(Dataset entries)
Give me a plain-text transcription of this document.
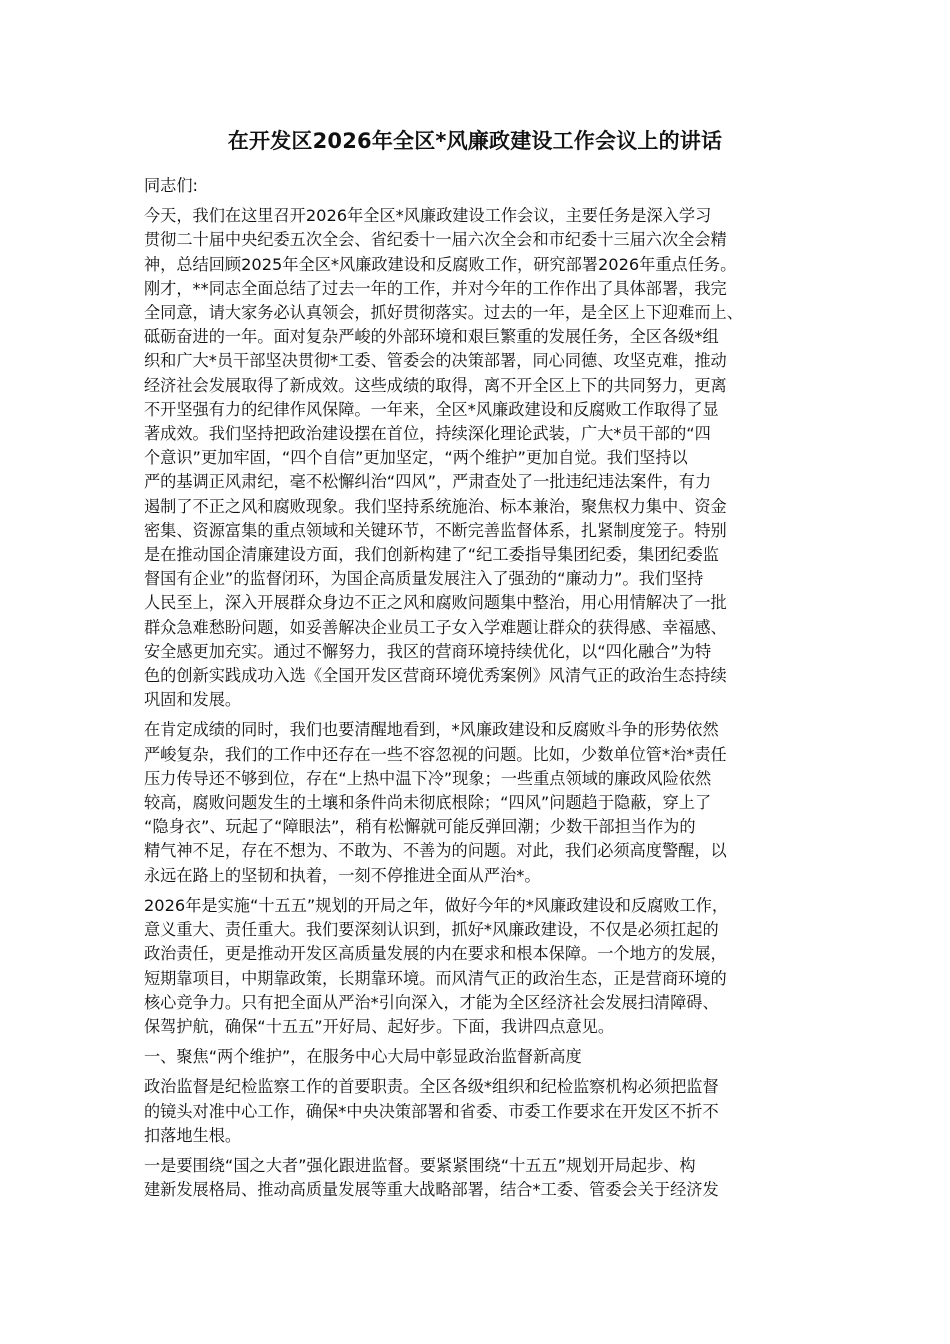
在开发区2026年全区*风廉政建设工作会议上的讲话
同志们:
今天，我们在这里召开2026年全区*风廉政建设工作会议，主要任务是深入学习
贯彻二十届中央纪委五次全会、省纪委十一届六次全会和市纪委十三届六次全会精
神，总结回顾2025年全区*风廉政建设和反腐败工作，研究部署2026年重点任务。
刚才，**同志全面总结了过去一年的工作，并对今年的工作作出了具体部署，我完
全同意，请大家务必认真领会，抓好贯彻落实。过去的一年，是全区上下迎难而上、
砥砺奋进的一年。面对复杂严峻的外部环境和艰巨繁重的发展任务，全区各级*组
织和广大*员干部坚决贯彻*工委、管委会的决策部署，同心同德、攻坚克难，推动
经济社会发展取得了新成效。这些成绩的取得，离不开全区上下的共同努力，更离
不开坚强有力的纪律作风保障。一年来，全区*风廉政建设和反腐败工作取得了显
著成效。我们坚持把政治建设摆在首位，持续深化理论武装，广大*员干部的“四
个意识”更加牢固，“四个自信”更加坚定，“两个维护”更加自觉。我们坚持以
严的基调正风肃纪，毫不松懈纠治“四风”，严肃查处了一批违纪违法案件，有力
遏制了不正之风和腐败现象。我们坚持系统施治、标本兼治，聚焦权力集中、资金
密集、资源富集的重点领域和关键环节，不断完善监督体系，扎紧制度笼子。特别
是在推动国企清廉建设方面，我们创新构建了“纪工委指导集团纪委，集团纪委监
督国有企业”的监督闭环，为国企高质量发展注入了强劲的“廉动力”。我们坚持
人民至上，深入开展群众身边不正之风和腐败问题集中整治，用心用情解决了一批
群众急难愁盼问题，如妥善解决企业员工子女入学难题让群众的获得感、幸福感、
安全感更加充实。通过不懈努力，我区的营商环境持续优化，以“四化融合”为特
色的创新实践成功入选《全国开发区营商环境优秀案例》风清气正的政治生态持续
巩固和发展。
在肯定成绩的同时，我们也要清醒地看到，*风廉政建设和反腐败斗争的形势依然
严峻复杂，我们的工作中还存在一些不容忽视的问题。比如，少数单位管*治*责任
压力传导还不够到位，存在“上热中温下冷”现象；一些重点领域的廉政风险依然
较高，腐败问题发生的土壤和条件尚未彻底根除；“四风”问题趋于隐蔽，穿上了
“隐身衣”、玩起了“障眼法”，稍有松懈就可能反弹回潮；少数干部担当作为的
精气神不足，存在不想为、不敢为、不善为的问题。对此，我们必须高度警醒，以
永远在路上的坚韧和执着，一刻不停推进全面从严治*。
2026年是实施“十五五”规划的开局之年，做好今年的*风廉政建设和反腐败工作，
意义重大、责任重大。我们要深刻认识到，抓好*风廉政建设，不仅是必须扛起的
政治责任，更是推动开发区高质量发展的内在要求和根本保障。一个地方的发展，
短期靠项目，中期靠政策，长期靠环境。而风清气正的政治生态，正是营商环境的
核心竞争力。只有把全面从严治*引向深入，才能为全区经济社会发展扫清障碍、
保驾护航，确保“十五五”开好局、起好步。下面，我讲四点意见。
一、聚焦“两个维护”，在服务中心大局中彰显政治监督新高度
政治监督是纪检监察工作的首要职责。全区各级*组织和纪检监察机构必须把监督
的镜头对准中心工作，确保*中央决策部署和省委、市委工作要求在开发区不折不
扣落地生根。
一是要围绕“国之大者”强化跟进监督。要紧紧围绕“十五五”规划开局起步、构
建新发展格局、推动高质量发展等重大战略部署，结合*工委、管委会关于经济发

**Instruction:**
Reproduce every line of the listing above in which the string "全区各级" appears.

**Result of this exercise:**
砥砺奋进的一年。面对复杂严峻的外部环境和艰巨繁重的发展任务，全区各级*组
政治监督是纪检监察工作的首要职责。全区各级*组织和纪检监察机构必须把监督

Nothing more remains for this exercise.